_Directive_:
Search the material for the word "wETH" and copy each line that holds it.
********
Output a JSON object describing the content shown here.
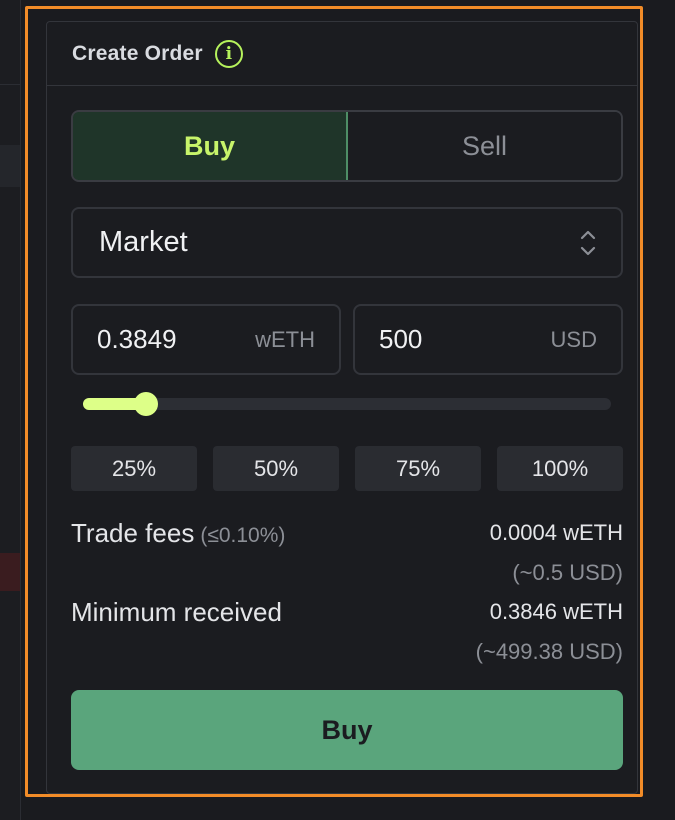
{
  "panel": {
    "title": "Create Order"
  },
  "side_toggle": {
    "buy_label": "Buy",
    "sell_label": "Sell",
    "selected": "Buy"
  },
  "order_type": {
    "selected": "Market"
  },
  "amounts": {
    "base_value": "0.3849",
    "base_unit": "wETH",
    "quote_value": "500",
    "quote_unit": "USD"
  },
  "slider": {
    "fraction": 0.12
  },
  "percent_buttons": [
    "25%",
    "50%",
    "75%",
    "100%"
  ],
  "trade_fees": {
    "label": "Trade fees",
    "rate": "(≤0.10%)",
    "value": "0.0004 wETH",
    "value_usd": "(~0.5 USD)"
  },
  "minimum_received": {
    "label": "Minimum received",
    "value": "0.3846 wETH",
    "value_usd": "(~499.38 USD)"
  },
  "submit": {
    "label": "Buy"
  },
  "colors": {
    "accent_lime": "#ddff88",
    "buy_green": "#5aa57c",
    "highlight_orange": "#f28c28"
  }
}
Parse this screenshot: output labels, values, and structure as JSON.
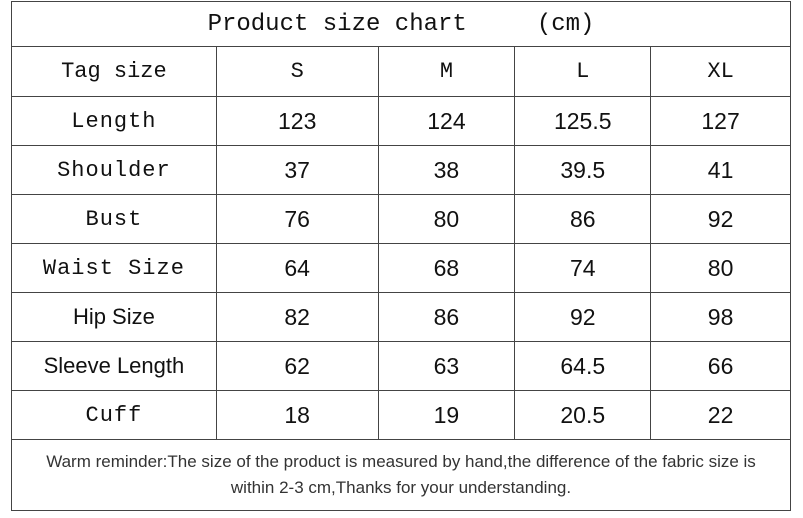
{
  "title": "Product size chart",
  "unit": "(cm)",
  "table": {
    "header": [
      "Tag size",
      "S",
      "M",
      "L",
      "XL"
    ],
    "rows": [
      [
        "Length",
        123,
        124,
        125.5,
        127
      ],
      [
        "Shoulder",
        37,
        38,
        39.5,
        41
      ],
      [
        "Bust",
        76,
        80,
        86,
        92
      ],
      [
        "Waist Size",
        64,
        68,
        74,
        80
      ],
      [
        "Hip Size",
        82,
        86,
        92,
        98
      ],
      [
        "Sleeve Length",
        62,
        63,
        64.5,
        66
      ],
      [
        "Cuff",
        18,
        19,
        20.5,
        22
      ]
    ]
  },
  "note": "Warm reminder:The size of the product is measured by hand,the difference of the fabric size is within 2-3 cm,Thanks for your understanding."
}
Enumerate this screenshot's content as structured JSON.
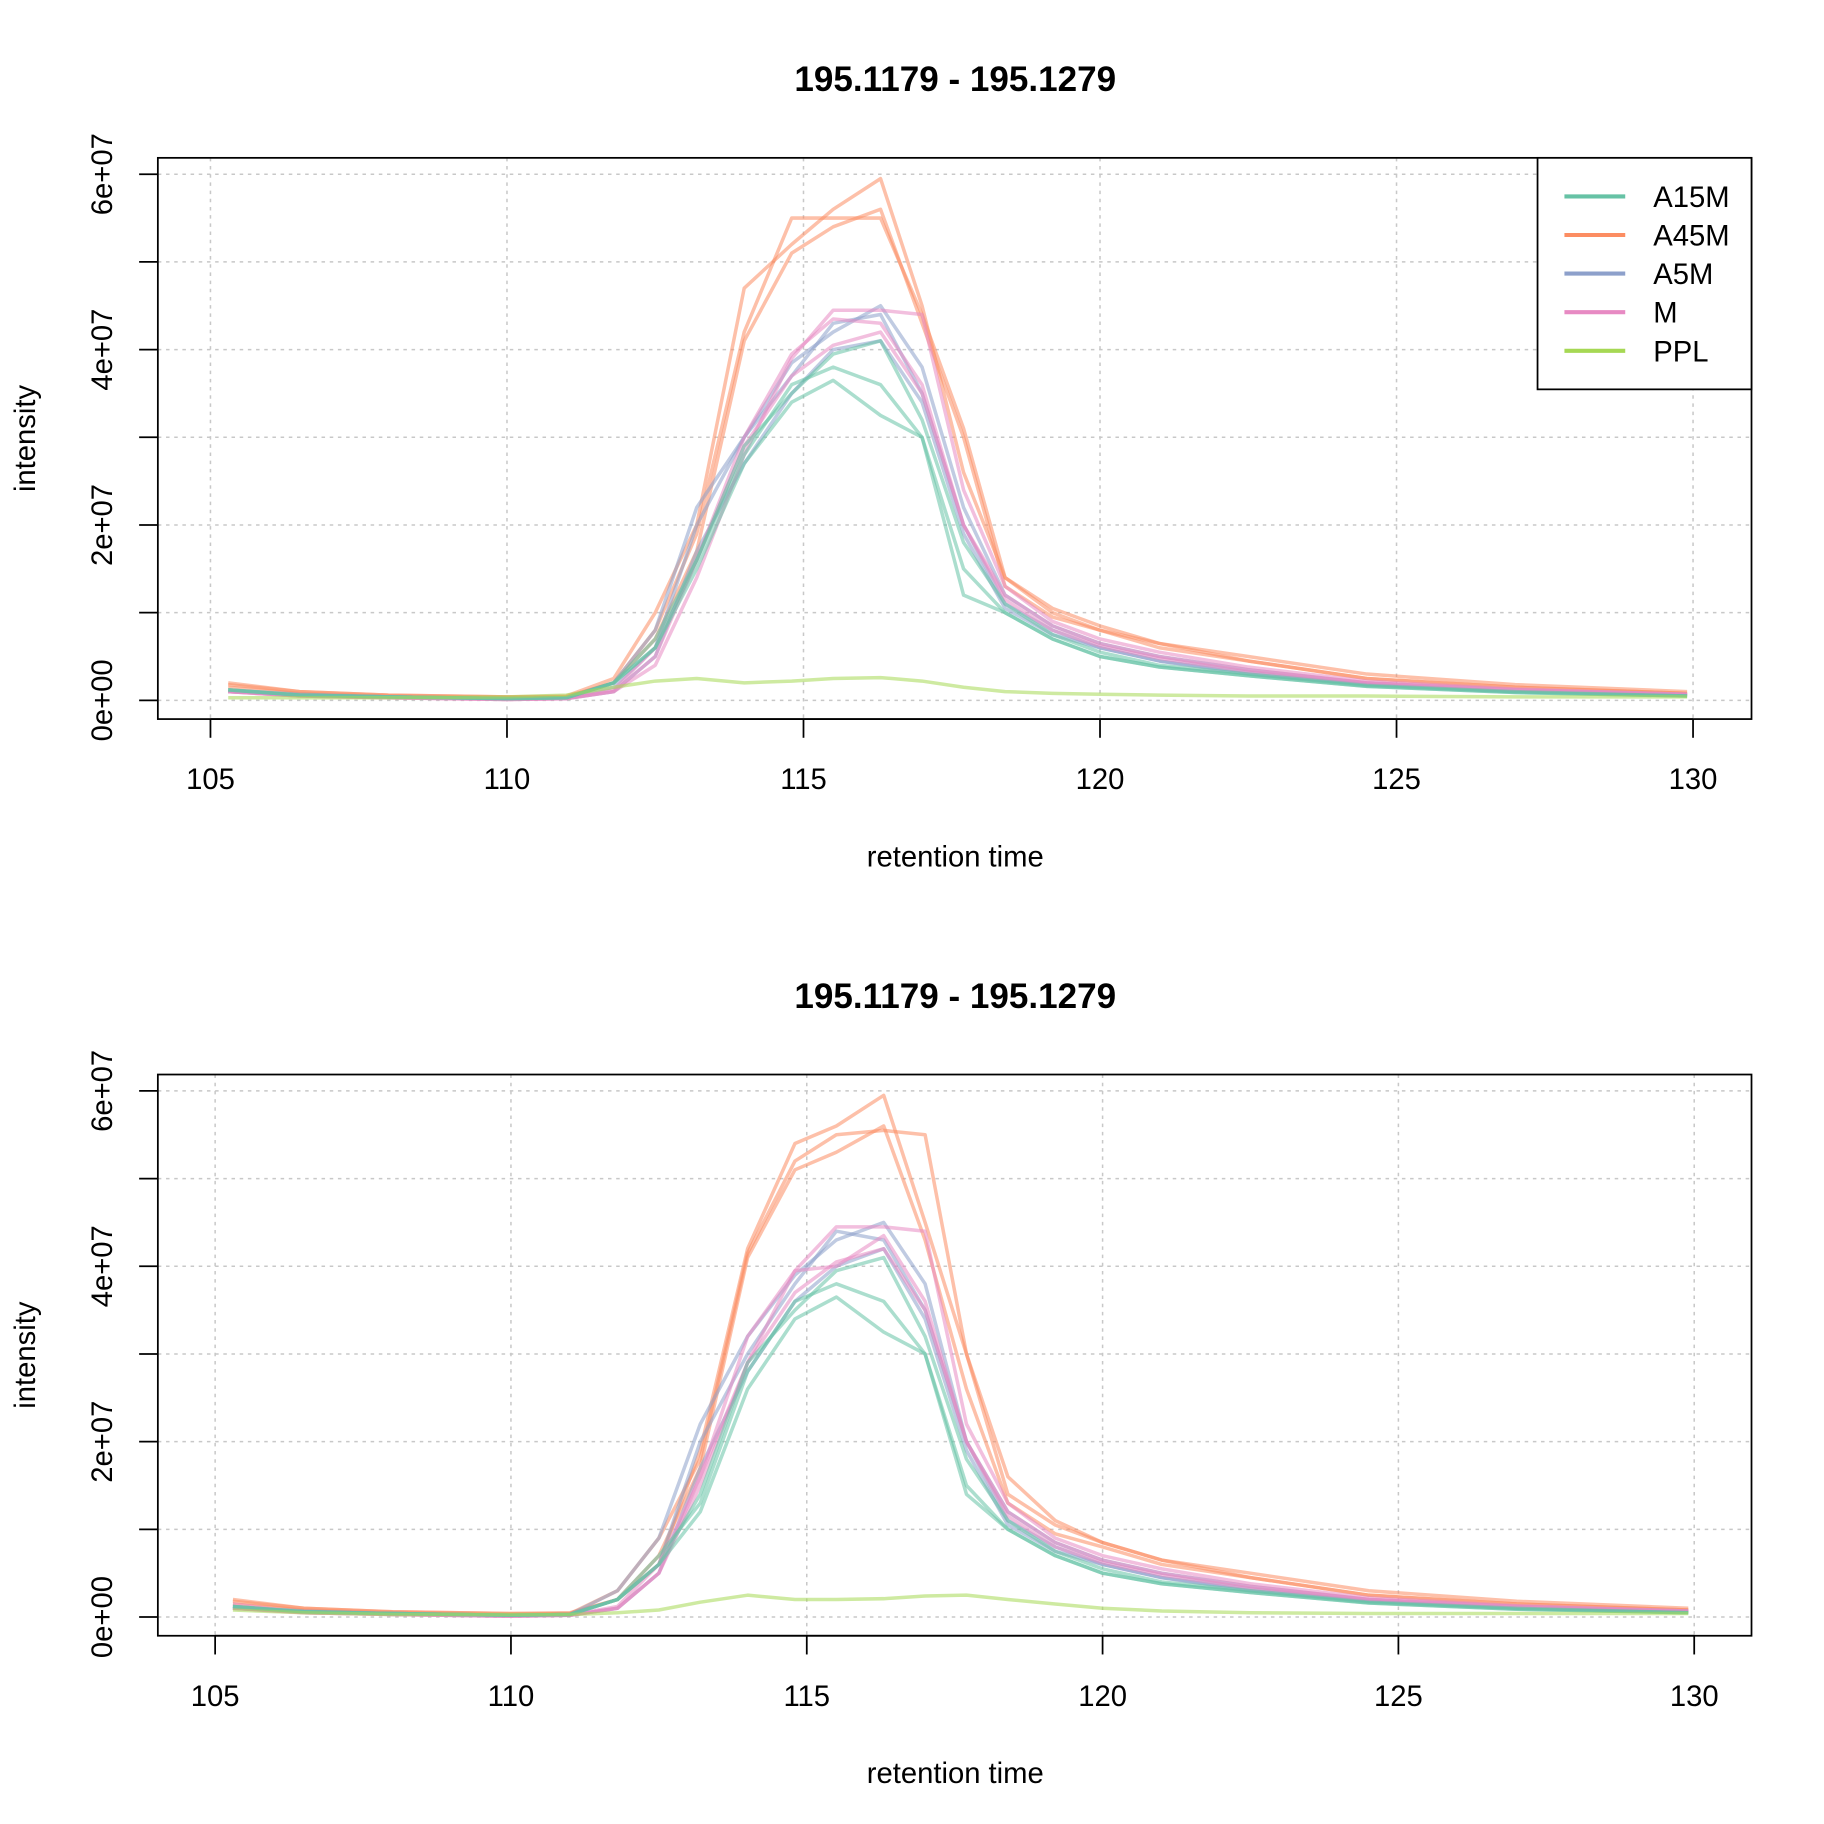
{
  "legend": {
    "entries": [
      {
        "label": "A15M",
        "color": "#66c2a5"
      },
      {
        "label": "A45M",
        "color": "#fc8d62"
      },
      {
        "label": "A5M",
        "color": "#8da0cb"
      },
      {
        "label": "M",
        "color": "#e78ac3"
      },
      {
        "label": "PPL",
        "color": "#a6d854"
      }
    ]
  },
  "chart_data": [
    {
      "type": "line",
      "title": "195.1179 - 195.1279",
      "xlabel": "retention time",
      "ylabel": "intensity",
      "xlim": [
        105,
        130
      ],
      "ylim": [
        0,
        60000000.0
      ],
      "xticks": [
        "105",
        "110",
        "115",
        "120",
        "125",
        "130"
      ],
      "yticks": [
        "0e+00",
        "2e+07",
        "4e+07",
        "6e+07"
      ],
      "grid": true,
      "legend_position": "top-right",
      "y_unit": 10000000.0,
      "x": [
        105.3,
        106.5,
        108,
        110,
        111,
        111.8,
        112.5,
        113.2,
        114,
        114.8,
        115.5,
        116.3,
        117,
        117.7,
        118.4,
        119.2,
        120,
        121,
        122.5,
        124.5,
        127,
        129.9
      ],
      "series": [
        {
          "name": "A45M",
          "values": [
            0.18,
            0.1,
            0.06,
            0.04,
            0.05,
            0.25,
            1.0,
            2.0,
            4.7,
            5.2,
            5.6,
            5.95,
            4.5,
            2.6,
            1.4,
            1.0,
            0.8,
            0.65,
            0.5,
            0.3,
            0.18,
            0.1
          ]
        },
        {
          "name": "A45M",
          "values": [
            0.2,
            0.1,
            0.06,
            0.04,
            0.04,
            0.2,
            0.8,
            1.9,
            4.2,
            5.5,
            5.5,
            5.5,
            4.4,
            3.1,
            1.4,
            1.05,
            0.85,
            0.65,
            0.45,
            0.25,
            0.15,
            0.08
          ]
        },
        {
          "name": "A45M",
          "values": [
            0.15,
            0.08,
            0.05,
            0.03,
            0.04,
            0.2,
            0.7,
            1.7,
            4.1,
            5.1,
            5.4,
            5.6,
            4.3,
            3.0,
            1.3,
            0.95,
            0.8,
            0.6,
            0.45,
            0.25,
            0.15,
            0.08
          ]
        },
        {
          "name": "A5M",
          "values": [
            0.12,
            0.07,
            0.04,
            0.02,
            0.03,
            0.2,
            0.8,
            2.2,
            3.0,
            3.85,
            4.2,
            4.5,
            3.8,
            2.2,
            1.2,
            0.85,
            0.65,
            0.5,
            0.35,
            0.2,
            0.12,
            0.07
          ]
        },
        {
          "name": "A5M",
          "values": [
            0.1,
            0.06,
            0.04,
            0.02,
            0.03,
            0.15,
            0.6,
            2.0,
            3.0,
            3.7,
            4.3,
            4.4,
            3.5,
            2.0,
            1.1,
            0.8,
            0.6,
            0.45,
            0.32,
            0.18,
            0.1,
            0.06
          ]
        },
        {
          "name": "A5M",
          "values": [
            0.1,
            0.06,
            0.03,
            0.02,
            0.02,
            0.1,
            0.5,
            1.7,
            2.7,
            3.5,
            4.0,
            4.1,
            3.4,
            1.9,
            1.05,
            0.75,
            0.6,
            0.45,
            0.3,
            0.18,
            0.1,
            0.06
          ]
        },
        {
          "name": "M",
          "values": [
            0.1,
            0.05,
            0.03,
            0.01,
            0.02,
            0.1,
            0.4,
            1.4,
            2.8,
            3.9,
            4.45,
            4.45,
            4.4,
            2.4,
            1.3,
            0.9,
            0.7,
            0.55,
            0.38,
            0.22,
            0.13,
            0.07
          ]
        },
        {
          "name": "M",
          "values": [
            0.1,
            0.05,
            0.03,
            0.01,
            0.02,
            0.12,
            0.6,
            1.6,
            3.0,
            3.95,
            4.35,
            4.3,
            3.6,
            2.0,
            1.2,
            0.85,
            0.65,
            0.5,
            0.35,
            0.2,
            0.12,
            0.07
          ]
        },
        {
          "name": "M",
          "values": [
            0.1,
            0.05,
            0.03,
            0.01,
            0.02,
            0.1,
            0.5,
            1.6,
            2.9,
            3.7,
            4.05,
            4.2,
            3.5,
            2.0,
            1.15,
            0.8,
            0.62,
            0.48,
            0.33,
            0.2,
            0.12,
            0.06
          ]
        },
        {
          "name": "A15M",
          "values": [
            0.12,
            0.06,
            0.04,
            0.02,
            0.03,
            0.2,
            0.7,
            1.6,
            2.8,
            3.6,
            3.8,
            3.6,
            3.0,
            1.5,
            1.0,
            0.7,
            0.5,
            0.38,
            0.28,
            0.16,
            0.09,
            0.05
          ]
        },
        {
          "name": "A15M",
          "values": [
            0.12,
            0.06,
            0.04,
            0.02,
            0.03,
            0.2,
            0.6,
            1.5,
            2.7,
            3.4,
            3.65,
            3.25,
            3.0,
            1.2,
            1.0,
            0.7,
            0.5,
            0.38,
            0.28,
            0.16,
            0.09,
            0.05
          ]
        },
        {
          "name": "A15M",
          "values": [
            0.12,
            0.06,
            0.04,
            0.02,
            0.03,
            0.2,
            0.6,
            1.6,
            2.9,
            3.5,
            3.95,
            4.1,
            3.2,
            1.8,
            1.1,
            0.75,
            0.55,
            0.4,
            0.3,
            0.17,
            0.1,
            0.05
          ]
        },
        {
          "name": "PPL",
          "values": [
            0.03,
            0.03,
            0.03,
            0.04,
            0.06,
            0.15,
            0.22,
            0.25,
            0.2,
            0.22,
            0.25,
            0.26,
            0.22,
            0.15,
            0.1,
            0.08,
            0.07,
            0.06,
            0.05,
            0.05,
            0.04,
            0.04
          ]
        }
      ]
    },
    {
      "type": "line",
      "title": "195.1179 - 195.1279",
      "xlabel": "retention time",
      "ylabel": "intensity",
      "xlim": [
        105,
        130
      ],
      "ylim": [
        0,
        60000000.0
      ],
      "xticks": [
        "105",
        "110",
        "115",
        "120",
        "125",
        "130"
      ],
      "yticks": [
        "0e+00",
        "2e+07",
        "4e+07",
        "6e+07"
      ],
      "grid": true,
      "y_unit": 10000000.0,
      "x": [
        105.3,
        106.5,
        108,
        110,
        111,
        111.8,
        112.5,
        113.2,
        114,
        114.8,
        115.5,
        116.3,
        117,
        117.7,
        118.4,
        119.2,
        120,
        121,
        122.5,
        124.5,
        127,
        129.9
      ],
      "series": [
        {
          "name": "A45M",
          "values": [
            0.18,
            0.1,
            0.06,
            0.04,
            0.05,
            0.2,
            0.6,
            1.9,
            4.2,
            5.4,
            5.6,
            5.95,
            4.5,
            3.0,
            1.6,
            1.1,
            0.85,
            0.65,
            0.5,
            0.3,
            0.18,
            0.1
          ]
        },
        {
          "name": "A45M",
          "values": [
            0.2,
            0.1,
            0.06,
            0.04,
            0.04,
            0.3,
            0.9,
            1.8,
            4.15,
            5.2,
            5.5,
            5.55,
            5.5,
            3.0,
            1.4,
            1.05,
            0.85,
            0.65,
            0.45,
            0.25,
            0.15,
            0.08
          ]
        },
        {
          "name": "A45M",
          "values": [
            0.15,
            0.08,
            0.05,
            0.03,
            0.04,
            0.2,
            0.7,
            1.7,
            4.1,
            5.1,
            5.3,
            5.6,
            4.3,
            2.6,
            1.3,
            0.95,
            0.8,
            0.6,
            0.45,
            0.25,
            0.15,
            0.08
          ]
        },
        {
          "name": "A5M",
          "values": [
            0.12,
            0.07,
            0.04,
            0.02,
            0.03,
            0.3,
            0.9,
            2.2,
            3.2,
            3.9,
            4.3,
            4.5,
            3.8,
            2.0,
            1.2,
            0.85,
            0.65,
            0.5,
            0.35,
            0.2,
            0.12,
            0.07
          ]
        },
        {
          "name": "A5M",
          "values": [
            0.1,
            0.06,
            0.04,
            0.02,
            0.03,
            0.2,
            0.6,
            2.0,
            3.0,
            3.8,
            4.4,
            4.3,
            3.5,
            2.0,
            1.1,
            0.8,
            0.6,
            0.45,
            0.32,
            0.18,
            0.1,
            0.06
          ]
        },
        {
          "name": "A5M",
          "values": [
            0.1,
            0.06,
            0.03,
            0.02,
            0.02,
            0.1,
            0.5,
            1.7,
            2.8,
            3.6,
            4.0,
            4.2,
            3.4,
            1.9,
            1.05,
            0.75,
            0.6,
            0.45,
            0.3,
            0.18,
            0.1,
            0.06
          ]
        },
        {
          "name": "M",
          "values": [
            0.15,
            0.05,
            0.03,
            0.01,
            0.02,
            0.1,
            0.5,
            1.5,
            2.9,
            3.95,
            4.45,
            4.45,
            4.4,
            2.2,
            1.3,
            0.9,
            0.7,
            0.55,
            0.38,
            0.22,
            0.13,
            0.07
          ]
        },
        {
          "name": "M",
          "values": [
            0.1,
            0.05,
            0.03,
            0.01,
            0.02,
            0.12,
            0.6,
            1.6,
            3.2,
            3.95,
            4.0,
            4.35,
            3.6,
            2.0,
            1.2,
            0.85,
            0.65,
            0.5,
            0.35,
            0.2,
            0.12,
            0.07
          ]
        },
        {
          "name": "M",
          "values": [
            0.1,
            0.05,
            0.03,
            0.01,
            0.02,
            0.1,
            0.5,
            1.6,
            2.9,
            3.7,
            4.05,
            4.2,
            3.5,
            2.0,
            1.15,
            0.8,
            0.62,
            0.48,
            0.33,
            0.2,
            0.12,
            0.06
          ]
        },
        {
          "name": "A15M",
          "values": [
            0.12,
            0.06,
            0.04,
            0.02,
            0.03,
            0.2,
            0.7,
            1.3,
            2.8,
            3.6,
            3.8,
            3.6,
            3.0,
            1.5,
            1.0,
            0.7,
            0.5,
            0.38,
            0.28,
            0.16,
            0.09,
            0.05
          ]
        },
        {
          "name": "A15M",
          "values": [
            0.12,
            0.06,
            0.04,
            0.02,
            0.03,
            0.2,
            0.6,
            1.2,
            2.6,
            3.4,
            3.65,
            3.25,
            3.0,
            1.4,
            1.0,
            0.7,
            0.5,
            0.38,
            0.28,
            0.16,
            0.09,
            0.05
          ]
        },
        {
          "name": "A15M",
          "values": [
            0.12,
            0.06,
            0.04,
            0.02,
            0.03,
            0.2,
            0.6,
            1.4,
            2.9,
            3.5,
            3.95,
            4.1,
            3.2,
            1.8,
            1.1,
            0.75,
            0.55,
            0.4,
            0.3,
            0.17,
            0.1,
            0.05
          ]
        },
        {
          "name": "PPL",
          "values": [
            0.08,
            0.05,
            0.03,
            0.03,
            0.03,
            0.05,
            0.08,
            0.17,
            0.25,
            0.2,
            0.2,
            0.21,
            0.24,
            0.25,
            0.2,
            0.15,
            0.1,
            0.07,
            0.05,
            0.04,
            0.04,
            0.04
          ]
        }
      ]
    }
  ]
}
********
_Written solution_:
    "base_unit": "wETH",
    "value": "0.0004 wETH",
    "value": "0.3846 wETH",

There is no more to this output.